**Problem description:**
The listing must be reproduced in full, exactly as it stands.

**Records shown:**

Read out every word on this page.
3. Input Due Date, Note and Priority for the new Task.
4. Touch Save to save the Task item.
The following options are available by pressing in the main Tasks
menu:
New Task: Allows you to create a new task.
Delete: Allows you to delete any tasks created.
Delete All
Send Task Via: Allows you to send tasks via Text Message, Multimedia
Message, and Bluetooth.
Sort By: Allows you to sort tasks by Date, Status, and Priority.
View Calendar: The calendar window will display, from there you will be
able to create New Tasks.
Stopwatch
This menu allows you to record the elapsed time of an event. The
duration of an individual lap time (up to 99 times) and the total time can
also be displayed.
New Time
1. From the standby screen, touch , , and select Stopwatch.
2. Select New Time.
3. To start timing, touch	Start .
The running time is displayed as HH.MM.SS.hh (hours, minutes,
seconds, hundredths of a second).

**Result of this exercise:**
Read out every word on this page.
3. Input Due Date, Note and Priority for the new Task.
4. Touch Save to save the Task item.
The following options are available by pressing in the main Tasks
menu:
New Task: Allows you to create a new task.
Delete: Allows you to delete any tasks created.
Delete All
Send Task Via: Allows you to send tasks via Text Message, Multimedia
Message, and Bluetooth.
Sort By: Allows you to sort tasks by Date, Status, and Priority.
View Calendar: The calendar window will display, from there you will be
able to create New Tasks.
Stopwatch
This menu allows you to record the elapsed time of an event. The
duration of an individual lap time (up to 99 times) and the total time can
also be displayed.
New Time
1. From the standby screen, touch , , and select Stopwatch.
2. Select New Time.
3. To start timing, touch	Start .
The running time is displayed as HH.MM.SS.hh (hours, minutes,
seconds, hundredths of a second).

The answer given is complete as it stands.